> Aim: Retype the listing that follows, word for word.

[Collected data entries]
Start

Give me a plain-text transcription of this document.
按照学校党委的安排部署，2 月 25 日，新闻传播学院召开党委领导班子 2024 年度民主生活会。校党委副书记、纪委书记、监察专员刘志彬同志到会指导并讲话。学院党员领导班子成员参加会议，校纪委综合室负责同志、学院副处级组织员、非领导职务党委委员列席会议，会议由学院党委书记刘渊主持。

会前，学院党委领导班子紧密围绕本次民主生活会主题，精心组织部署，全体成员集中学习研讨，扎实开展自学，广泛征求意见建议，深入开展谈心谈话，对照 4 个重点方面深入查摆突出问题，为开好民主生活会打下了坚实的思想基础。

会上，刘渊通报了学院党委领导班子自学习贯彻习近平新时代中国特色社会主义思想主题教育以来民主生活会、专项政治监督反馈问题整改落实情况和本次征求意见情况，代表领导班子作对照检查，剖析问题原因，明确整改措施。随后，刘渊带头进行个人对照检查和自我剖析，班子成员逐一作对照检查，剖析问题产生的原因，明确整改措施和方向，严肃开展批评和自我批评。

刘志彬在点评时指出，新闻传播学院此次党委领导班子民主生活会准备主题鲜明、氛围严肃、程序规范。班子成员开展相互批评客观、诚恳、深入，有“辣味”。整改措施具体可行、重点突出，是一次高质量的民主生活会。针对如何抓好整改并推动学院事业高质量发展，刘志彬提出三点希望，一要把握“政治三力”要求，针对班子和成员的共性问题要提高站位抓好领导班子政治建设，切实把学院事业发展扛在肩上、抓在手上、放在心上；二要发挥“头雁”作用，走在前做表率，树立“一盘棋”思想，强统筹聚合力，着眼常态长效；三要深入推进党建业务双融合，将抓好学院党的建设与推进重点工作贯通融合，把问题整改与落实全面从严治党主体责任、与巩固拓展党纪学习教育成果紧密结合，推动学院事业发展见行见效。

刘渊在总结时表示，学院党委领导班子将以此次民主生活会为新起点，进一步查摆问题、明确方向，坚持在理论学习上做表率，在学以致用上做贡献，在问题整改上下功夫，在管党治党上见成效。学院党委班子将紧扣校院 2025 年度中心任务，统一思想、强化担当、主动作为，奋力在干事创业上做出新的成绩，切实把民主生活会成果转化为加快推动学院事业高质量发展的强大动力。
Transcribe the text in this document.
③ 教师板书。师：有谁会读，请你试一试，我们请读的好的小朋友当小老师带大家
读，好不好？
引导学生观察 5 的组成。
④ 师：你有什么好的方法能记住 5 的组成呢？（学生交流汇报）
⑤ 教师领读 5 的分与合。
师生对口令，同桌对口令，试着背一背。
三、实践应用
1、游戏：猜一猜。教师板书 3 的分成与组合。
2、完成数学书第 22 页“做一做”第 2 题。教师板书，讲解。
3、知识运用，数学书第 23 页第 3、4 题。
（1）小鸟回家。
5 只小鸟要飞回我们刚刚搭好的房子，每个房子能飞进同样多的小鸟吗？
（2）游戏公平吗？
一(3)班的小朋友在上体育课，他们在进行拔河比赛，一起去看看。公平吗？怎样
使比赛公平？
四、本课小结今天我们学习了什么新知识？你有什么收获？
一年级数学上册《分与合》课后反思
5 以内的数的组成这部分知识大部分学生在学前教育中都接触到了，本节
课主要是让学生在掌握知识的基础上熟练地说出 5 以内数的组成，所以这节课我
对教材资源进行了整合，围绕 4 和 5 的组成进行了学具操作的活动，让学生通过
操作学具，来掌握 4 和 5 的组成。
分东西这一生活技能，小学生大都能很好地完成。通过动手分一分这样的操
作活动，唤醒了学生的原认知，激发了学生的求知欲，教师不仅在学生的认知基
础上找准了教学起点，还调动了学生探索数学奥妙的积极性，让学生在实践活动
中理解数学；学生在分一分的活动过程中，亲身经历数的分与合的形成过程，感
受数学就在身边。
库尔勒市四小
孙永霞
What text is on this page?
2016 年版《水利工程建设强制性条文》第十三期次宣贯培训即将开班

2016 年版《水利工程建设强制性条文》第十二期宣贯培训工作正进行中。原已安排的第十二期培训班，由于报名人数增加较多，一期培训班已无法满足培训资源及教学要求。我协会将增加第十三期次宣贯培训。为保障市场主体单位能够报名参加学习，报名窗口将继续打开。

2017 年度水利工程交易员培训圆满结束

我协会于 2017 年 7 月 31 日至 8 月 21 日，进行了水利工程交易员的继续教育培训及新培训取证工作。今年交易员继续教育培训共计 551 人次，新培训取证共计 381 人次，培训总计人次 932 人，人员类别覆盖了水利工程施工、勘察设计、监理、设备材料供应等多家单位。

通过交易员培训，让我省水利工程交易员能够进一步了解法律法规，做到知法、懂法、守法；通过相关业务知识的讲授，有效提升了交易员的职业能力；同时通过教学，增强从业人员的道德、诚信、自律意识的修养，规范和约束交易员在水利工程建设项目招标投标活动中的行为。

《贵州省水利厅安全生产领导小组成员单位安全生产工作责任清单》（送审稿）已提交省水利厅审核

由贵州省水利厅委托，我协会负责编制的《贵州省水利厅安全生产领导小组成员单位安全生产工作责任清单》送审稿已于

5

End

> Final result:
Give me a plain-text transcription of this document.
按照学校党委的安排部署，2 月 25 日，新闻传播学院召开党委领导班子 2024 年度民主生活会。校党委副书记、纪委书记、监察专员刘志彬同志到会指导并讲话。学院党员领导班子成员参加会议，校纪委综合室负责同志、学院副处级组织员、非领导职务党委委员列席会议，会议由学院党委书记刘渊主持。

会前，学院党委领导班子紧密围绕本次民主生活会主题，精心组织部署，全体成员集中学习研讨，扎实开展自学，广泛征求意见建议，深入开展谈心谈话，对照 4 个重点方面深入查摆突出问题，为开好民主生活会打下了坚实的思想基础。

会上，刘渊通报了学院党委领导班子自学习贯彻习近平新时代中国特色社会主义思想主题教育以来民主生活会、专项政治监督反馈问题整改落实情况和本次征求意见情况，代表领导班子作对照检查，剖析问题原因，明确整改措施。随后，刘渊带头进行个人对照检查和自我剖析，班子成员逐一作对照检查，剖析问题产生的原因，明确整改措施和方向，严肃开展批评和自我批评。

刘志彬在点评时指出，新闻传播学院此次党委领导班子民主生活会准备主题鲜明、氛围严肃、程序规范。班子成员开展相互批评客观、诚恳、深入，有“辣味”。整改措施具体可行、重点突出，是一次高质量的民主生活会。针对如何抓好整改并推动学院事业高质量发展，刘志彬提出三点希望，一要把握“政治三力”要求，针对班子和成员的共性问题要提高站位抓好领导班子政治建设，切实把学院事业发展扛在肩上、抓在手上、放在心上；二要发挥“头雁”作用，走在前做表率，树立“一盘棋”思想，强统筹聚合力，着眼常态长效；三要深入推进党建业务双融合，将抓好学院党的建设与推进重点工作贯通融合，把问题整改与落实全面从严治党主体责任、与巩固拓展党纪学习教育成果紧密结合，推动学院事业发展见行见效。

刘渊在总结时表示，学院党委领导班子将以此次民主生活会为新起点，进一步查摆问题、明确方向，坚持在理论学习上做表率，在学以致用上做贡献，在问题整改上下功夫，在管党治党上见成效。学院党委班子将紧扣校院 2025 年度中心任务，统一思想、强化担当、主动作为，奋力在干事创业上做出新的成绩，切实把民主生活会成果转化为加快推动学院事业高质量发展的强大动力。
Transcribe the text in this document.
③ 教师板书。师：有谁会读，请你试一试，我们请读的好的小朋友当小老师带大家
读，好不好？
引导学生观察 5 的组成。
④ 师：你有什么好的方法能记住 5 的组成呢？（学生交流汇报）
⑤ 教师领读 5 的分与合。
师生对口令，同桌对口令，试着背一背。
三、实践应用
1、游戏：猜一猜。教师板书 3 的分成与组合。
2、完成数学书第 22 页“做一做”第 2 题。教师板书，讲解。
3、知识运用，数学书第 23 页第 3、4 题。
（1）小鸟回家。
5 只小鸟要飞回我们刚刚搭好的房子，每个房子能飞进同样多的小鸟吗？
（2）游戏公平吗？
一(3)班的小朋友在上体育课，他们在进行拔河比赛，一起去看看。公平吗？怎样
使比赛公平？
四、本课小结今天我们学习了什么新知识？你有什么收获？
一年级数学上册《分与合》课后反思
5 以内的数的组成这部分知识大部分学生在学前教育中都接触到了，本节
课主要是让学生在掌握知识的基础上熟练地说出 5 以内数的组成，所以这节课我
对教材资源进行了整合，围绕 4 和 5 的组成进行了学具操作的活动，让学生通过
操作学具，来掌握 4 和 5 的组成。
分东西这一生活技能，小学生大都能很好地完成。通过动手分一分这样的操
作活动，唤醒了学生的原认知，激发了学生的求知欲，教师不仅在学生的认知基
础上找准了教学起点，还调动了学生探索数学奥妙的积极性，让学生在实践活动
中理解数学；学生在分一分的活动过程中，亲身经历数的分与合的形成过程，感
受数学就在身边。
库尔勒市四小
孙永霞
What text is on this page?
2016 年版《水利工程建设强制性条文》第十三期次宣贯培训即将开班

2016 年版《水利工程建设强制性条文》第十二期宣贯培训工作正进行中。原已安排的第十二期培训班，由于报名人数增加较多，一期培训班已无法满足培训资源及教学要求。我协会将增加第十三期次宣贯培训。为保障市场主体单位能够报名参加学习，报名窗口将继续打开。

2017 年度水利工程交易员培训圆满结束

我协会于 2017 年 7 月 31 日至 8 月 21 日，进行了水利工程交易员的继续教育培训及新培训取证工作。今年交易员继续教育培训共计 551 人次，新培训取证共计 381 人次，培训总计人次 932 人，人员类别覆盖了水利工程施工、勘察设计、监理、设备材料供应等多家单位。

通过交易员培训，让我省水利工程交易员能够进一步了解法律法规，做到知法、懂法、守法；通过相关业务知识的讲授，有效提升了交易员的职业能力；同时通过教学，增强从业人员的道德、诚信、自律意识的修养，规范和约束交易员在水利工程建设项目招标投标活动中的行为。

《贵州省水利厅安全生产领导小组成员单位安全生产工作责任清单》（送审稿）已提交省水利厅审核

由贵州省水利厅委托，我协会负责编制的《贵州省水利厅安全生产领导小组成员单位安全生产工作责任清单》送审稿已于

5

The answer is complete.